SHORT TASK ▸ Could you reproduce, character for character, the stretch of data from the line containing "For 15 of the" through the line containing "- group-title: Настройка"?

EXTRACTED INFORMATION ▸

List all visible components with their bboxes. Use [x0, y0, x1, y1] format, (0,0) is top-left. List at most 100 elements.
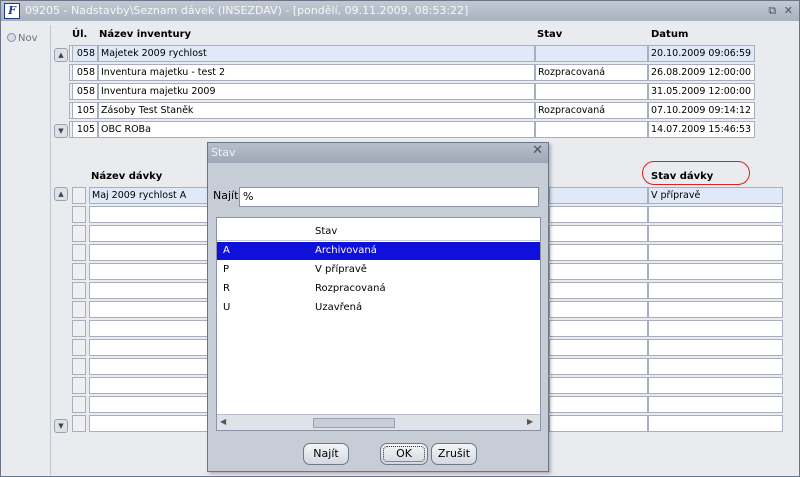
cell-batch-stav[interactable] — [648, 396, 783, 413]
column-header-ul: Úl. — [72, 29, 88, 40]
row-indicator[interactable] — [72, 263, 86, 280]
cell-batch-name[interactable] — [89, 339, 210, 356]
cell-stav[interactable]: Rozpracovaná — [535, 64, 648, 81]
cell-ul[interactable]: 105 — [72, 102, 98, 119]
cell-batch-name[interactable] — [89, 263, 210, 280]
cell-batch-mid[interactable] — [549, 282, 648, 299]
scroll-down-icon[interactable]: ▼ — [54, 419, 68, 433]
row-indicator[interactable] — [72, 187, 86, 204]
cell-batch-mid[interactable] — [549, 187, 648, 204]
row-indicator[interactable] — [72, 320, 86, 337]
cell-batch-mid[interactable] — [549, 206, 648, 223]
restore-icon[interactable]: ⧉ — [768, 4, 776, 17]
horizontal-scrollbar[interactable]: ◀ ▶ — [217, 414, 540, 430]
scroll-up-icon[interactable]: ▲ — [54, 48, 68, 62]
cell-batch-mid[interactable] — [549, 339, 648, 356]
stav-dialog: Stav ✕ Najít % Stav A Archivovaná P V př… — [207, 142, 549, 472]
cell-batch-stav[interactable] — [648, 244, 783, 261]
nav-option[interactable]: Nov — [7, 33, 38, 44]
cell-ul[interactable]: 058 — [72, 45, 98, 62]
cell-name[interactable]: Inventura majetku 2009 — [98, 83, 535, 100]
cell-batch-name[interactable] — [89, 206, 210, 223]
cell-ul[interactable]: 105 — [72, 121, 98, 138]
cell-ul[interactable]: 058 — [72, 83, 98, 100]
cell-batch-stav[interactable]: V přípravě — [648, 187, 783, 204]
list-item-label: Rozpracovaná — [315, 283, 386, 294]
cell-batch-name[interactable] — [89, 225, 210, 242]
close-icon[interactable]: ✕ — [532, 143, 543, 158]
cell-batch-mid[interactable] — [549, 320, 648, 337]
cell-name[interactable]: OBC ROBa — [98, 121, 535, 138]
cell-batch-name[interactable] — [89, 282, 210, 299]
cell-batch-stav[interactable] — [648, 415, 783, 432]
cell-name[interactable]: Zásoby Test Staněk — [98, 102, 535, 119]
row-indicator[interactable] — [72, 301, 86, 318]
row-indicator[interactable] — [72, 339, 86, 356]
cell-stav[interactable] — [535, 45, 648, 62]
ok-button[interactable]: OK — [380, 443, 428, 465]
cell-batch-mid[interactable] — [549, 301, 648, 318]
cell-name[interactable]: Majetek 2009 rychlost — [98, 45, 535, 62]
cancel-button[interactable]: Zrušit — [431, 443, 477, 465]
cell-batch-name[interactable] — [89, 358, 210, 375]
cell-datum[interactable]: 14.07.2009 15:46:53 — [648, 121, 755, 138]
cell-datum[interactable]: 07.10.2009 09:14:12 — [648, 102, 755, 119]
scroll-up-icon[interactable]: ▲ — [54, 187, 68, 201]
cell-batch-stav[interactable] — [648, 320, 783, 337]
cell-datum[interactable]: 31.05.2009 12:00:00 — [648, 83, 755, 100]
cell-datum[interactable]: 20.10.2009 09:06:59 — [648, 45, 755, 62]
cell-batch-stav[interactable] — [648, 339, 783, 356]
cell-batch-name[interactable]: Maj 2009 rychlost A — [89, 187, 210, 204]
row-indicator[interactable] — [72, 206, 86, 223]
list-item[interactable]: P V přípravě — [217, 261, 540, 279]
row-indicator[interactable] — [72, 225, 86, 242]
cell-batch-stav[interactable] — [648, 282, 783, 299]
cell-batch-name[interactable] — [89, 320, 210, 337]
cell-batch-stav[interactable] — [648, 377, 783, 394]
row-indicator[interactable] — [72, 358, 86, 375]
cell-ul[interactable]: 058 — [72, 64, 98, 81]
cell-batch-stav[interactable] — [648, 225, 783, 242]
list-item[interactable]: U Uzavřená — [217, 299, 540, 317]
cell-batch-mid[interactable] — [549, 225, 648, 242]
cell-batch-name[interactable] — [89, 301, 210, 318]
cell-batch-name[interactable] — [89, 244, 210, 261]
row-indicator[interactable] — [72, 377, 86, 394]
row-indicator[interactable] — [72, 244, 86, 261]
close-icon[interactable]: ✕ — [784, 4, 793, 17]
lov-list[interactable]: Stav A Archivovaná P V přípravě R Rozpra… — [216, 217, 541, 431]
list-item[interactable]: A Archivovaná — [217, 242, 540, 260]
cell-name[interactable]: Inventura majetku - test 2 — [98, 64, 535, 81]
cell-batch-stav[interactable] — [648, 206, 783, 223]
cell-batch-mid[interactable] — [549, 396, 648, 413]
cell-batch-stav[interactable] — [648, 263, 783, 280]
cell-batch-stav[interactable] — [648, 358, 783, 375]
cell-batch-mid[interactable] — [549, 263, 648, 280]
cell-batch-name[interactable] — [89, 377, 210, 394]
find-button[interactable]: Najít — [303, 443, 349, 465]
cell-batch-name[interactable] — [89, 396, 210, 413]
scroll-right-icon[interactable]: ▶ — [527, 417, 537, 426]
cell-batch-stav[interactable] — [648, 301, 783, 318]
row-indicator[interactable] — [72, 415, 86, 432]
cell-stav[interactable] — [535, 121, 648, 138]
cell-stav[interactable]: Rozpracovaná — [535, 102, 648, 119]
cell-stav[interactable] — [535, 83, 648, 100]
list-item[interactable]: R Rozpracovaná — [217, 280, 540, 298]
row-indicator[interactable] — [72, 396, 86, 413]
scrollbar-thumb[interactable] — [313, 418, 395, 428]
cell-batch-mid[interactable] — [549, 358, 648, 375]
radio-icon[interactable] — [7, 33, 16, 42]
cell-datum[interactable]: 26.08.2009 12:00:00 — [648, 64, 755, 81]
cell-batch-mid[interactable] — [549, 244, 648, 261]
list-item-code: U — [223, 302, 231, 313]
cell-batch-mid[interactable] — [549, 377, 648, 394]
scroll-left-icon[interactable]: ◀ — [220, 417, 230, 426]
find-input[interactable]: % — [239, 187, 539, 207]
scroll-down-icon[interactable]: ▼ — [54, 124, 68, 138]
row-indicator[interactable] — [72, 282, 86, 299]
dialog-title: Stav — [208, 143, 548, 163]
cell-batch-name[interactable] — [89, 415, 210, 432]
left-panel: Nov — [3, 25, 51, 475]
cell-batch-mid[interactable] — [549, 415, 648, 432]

...

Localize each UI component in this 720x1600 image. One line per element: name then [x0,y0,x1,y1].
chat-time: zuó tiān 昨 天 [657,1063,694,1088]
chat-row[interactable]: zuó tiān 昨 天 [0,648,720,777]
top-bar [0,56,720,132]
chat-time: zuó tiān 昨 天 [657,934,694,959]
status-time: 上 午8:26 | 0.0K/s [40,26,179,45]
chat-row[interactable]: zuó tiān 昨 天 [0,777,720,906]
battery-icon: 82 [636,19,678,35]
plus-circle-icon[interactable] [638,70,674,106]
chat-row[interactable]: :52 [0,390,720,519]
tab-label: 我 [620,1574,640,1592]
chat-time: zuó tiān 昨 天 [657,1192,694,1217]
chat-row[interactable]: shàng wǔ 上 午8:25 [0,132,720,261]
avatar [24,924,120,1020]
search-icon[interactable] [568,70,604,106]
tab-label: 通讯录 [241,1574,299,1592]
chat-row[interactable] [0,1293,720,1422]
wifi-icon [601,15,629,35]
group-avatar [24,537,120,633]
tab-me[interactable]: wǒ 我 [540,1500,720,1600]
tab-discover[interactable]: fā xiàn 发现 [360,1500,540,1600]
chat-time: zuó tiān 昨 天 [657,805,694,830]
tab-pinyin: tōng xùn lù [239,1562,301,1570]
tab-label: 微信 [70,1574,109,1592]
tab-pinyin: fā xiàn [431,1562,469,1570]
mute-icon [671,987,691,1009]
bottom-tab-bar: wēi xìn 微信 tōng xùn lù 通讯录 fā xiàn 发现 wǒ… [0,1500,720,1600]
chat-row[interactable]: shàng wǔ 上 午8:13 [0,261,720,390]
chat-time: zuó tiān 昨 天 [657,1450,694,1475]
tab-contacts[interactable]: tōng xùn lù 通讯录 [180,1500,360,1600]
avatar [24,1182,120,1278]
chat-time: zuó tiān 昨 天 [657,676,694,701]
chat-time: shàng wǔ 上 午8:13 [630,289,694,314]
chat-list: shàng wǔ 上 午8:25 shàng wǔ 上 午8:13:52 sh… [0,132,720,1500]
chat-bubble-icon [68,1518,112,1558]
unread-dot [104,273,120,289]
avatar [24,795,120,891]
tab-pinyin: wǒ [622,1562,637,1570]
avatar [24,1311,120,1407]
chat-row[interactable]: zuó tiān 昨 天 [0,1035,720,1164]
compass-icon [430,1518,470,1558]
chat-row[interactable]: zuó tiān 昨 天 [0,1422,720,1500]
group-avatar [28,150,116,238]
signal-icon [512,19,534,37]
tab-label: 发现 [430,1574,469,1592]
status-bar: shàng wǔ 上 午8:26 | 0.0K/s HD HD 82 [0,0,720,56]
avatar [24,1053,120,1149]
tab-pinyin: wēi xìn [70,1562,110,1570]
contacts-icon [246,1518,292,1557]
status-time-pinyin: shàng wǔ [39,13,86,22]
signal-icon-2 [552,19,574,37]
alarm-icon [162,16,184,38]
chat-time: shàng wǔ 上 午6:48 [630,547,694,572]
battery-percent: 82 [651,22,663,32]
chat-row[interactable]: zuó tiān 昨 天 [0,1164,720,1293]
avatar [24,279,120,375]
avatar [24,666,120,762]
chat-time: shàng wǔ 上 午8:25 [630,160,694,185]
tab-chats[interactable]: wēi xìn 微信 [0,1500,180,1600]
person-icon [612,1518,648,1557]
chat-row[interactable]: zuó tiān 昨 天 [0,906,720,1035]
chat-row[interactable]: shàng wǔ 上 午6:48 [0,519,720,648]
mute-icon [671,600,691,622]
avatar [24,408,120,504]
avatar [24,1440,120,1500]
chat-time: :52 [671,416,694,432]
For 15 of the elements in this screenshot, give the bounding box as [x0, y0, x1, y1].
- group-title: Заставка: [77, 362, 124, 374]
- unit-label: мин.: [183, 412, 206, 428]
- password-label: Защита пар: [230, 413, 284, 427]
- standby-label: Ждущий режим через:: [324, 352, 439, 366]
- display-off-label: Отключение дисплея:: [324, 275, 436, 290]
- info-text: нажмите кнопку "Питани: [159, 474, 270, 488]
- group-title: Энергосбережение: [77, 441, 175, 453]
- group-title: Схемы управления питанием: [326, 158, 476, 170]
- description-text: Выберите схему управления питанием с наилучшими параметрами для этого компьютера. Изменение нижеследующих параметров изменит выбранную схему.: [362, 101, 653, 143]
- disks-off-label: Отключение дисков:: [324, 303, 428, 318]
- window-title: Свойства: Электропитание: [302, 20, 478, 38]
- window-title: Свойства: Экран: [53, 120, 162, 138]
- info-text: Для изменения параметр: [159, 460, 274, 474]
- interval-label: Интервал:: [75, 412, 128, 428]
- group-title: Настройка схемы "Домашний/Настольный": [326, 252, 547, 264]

==

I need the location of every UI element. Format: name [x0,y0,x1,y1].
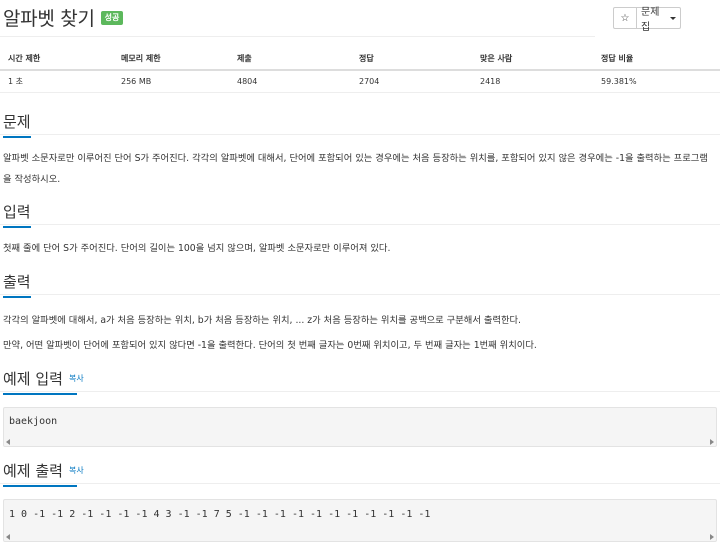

ANSWER TO THIS TASK ▸
For 15 of the elements in this screenshot, give the bounding box as [x0, y0, x1, y1].
- group-title: Заставка: [77, 362, 124, 374]
- unit-label: мин.: [183, 412, 206, 428]
- password-label: Защита пар: [230, 413, 284, 427]
- standby-label: Ждущий режим через:: [324, 352, 439, 366]
- display-off-label: Отключение дисплея:: [324, 275, 436, 290]
- info-text: нажмите кнопку "Питани: [159, 474, 270, 488]
- group-title: Энергосбережение: [77, 441, 175, 453]
- group-title: Схемы управления питанием: [326, 158, 476, 170]
- description-text: Выберите схему управления питанием с наилучшими параметрами для этого компьютера. Изменение нижеследующих параметров изменит выбранную схему.: [362, 101, 653, 143]
- disks-off-label: Отключение дисков:: [324, 303, 428, 318]
- window-title: Свойства: Электропитание: [302, 20, 478, 38]
- window-title: Свойства: Экран: [53, 120, 162, 138]
- info-text: Для изменения параметр: [159, 460, 274, 474]
- interval-label: Интервал:: [75, 412, 128, 428]
- group-title: Настройка схемы "Домашний/Настольный": [326, 252, 547, 264]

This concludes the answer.